#### Brief:
Return every entry exactly.

#### Records for this task:

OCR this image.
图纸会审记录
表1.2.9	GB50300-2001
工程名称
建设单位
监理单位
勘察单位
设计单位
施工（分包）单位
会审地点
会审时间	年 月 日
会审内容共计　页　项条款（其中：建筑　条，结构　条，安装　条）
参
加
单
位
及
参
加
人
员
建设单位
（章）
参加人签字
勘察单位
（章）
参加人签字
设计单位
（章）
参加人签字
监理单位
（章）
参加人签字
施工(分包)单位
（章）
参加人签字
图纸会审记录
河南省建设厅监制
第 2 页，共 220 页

#### Solution to this task:
OCR this image.
图纸会审记录
表1.2.9	GB50300-2001
工程名称
建设单位
监理单位
勘察单位
设计单位
施工（分包）单位
会审地点
会审时间	年 月 日
会审内容共计　页　项条款（其中：建筑　条，结构　条，安装　条）
参
加
单
位
及
参
加
人
员
建设单位
（章）
参加人签字
勘察单位
（章）
参加人签字
设计单位
（章）
参加人签字
监理单位
（章）
参加人签字
施工(分包)单位
（章）
参加人签字
图纸会审记录
河南省建设厅监制
第 2 页，共 220 页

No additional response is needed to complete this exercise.